___ MATERIAL FOR THE TASK ___

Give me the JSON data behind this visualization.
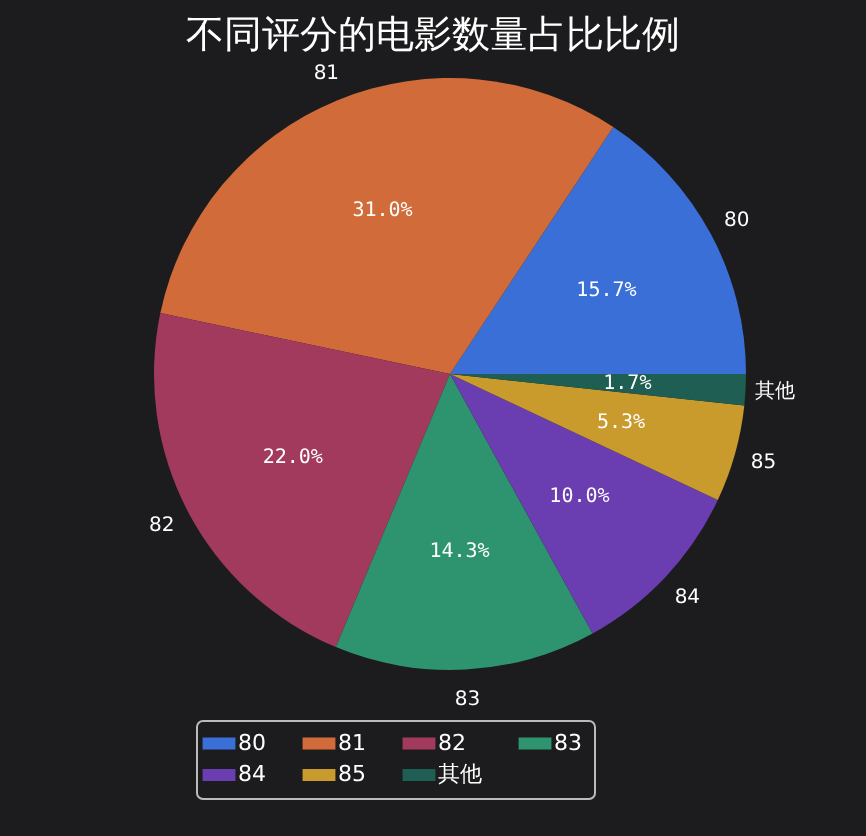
{
  "chart_data": {
    "type": "pie",
    "title": "不同评分的电影数量占比比例",
    "categories": [
      "80",
      "81",
      "82",
      "83",
      "84",
      "85",
      "其他"
    ],
    "values": [
      15.7,
      31.0,
      22.0,
      14.3,
      10.0,
      5.3,
      1.7
    ],
    "value_labels": [
      "15.7%",
      "31.0%",
      "22.0%",
      "14.3%",
      "10.0%",
      "5.3%",
      "1.7%"
    ],
    "colors": [
      "#3a6fd8",
      "#d16c3a",
      "#a23a5e",
      "#2e9470",
      "#6a3db0",
      "#c99a2c",
      "#1f5e52"
    ],
    "legend": "bottom"
  }
}
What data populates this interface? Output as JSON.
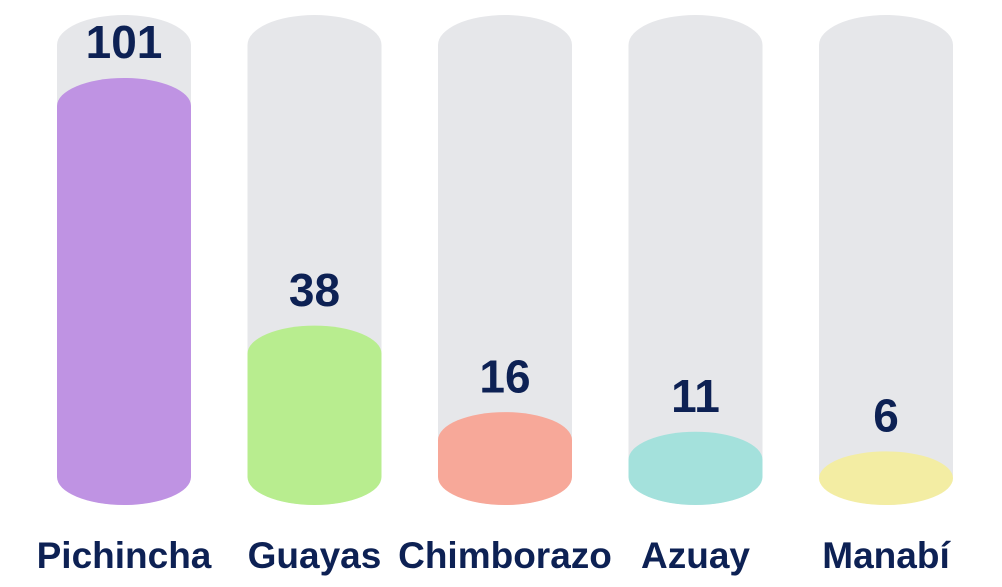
{
  "chart_data": {
    "type": "bar",
    "categories": [
      "Pichincha",
      "Guayas",
      "Chimborazo",
      "Azuay",
      "Manabí"
    ],
    "values": [
      101,
      38,
      16,
      11,
      6
    ],
    "colors": [
      "#bf93e3",
      "#b8ed8f",
      "#f7a899",
      "#a4e1dc",
      "#f3eda3"
    ]
  }
}
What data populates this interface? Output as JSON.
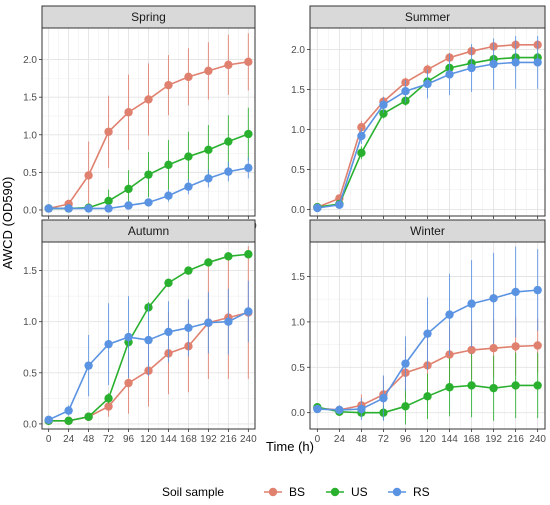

___

**TASK DETAILS**
Every record is to be reproduced exactly, with no pictures included.

**TASK OUTPUT**
Give me the JSON data behind this visualization.
{
  "chart_data": {
    "type": "pie",
    "title": "不同评分的电影数量占比比例",
    "categories": [
      "80",
      "81",
      "82",
      "83",
      "84",
      "85",
      "其他"
    ],
    "values": [
      15.7,
      31.0,
      22.0,
      14.3,
      10.0,
      5.3,
      1.7
    ],
    "value_labels": [
      "15.7%",
      "31.0%",
      "22.0%",
      "14.3%",
      "10.0%",
      "5.3%",
      "1.7%"
    ],
    "colors": [
      "#3a6fd8",
      "#d16c3a",
      "#a23a5e",
      "#2e9470",
      "#6a3db0",
      "#c99a2c",
      "#1f5e52"
    ],
    "legend": "bottom"
  }
}
What data populates this interface? Output as JSON.
{
  "chart_data": {
    "type": "bar",
    "categories": [
      "Pichincha",
      "Guayas",
      "Chimborazo",
      "Azuay",
      "Manabí"
    ],
    "values": [
      101,
      38,
      16,
      11,
      6
    ],
    "colors": [
      "#bf93e3",
      "#b8ed8f",
      "#f7a899",
      "#a4e1dc",
      "#f3eda3"
    ]
  }
}
What data populates this interface? Output as JSON.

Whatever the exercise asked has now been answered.